RECORDS TO PROCESS ▸
━━━━

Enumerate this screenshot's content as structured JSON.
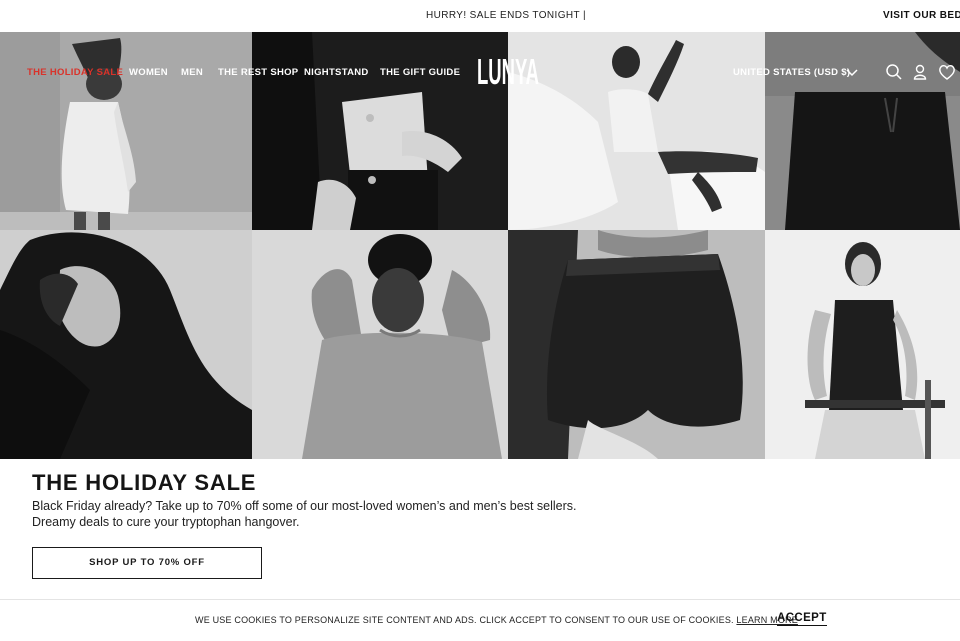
{
  "announcement": {
    "text": "HURRY! SALE ENDS TONIGHT |",
    "link": "VISIT OUR BEDRO"
  },
  "nav": {
    "items": [
      {
        "label": "THE HOLIDAY SALE",
        "highlight": true
      },
      {
        "label": "WOMEN"
      },
      {
        "label": "MEN"
      },
      {
        "label": "THE REST SHOP"
      },
      {
        "label": "NIGHTSTAND"
      },
      {
        "label": "THE GIFT GUIDE"
      }
    ],
    "logo": "LUNYA",
    "region": "UNITED STATES (USD $)",
    "icons": [
      "chevron-down-icon",
      "search-icon",
      "account-icon",
      "heart-icon"
    ]
  },
  "hero": {
    "photos": [
      "woman-white-satin-dress",
      "woman-black-cardigan",
      "woman-reclining-pillow",
      "man-black-shorts",
      "woman-black-hood",
      "man-grey-sweater",
      "woman-black-satin-shorts",
      "woman-black-tank-chair"
    ]
  },
  "content": {
    "headline": "THE HOLIDAY SALE",
    "description_line1": "Black Friday already? Take up to 70% off some of our most-loved women’s and men’s best sellers.",
    "description_line2": "Dreamy deals to cure your tryptophan hangover.",
    "cta": "SHOP UP TO 70% OFF"
  },
  "cookie": {
    "text": "WE USE COOKIES TO PERSONALIZE SITE CONTENT AND ADS. CLICK ACCEPT TO CONSENT TO OUR USE OF COOKIES.",
    "link": "LEARN MORE",
    "accept": "ACCEPT"
  },
  "colors": {
    "accent": "#d9322a",
    "text": "#1a1a1a",
    "background": "#ffffff"
  }
}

━━━━

AIM OF THE TASK ▸ Without the pictures, repeat all the records word for word.

ANSWER TO THIS EXERCISE ▸
Enumerate this screenshot's content as structured JSON.
{
  "announcement": {
    "text": "HURRY! SALE ENDS TONIGHT |",
    "link": "VISIT OUR BEDRO"
  },
  "nav": {
    "items": [
      {
        "label": "THE HOLIDAY SALE",
        "highlight": true
      },
      {
        "label": "WOMEN"
      },
      {
        "label": "MEN"
      },
      {
        "label": "THE REST SHOP"
      },
      {
        "label": "NIGHTSTAND"
      },
      {
        "label": "THE GIFT GUIDE"
      }
    ],
    "logo": "LUNYA",
    "region": "UNITED STATES (USD $)",
    "icons": [
      "chevron-down-icon",
      "search-icon",
      "account-icon",
      "heart-icon"
    ]
  },
  "hero": {
    "photos": [
      "woman-white-satin-dress",
      "woman-black-cardigan",
      "woman-reclining-pillow",
      "man-black-shorts",
      "woman-black-hood",
      "man-grey-sweater",
      "woman-black-satin-shorts",
      "woman-black-tank-chair"
    ]
  },
  "content": {
    "headline": "THE HOLIDAY SALE",
    "description_line1": "Black Friday already? Take up to 70% off some of our most-loved women’s and men’s best sellers.",
    "description_line2": "Dreamy deals to cure your tryptophan hangover.",
    "cta": "SHOP UP TO 70% OFF"
  },
  "cookie": {
    "text": "WE USE COOKIES TO PERSONALIZE SITE CONTENT AND ADS. CLICK ACCEPT TO CONSENT TO OUR USE OF COOKIES.",
    "link": "LEARN MORE",
    "accept": "ACCEPT"
  },
  "colors": {
    "accent": "#d9322a",
    "text": "#1a1a1a",
    "background": "#ffffff"
  }
}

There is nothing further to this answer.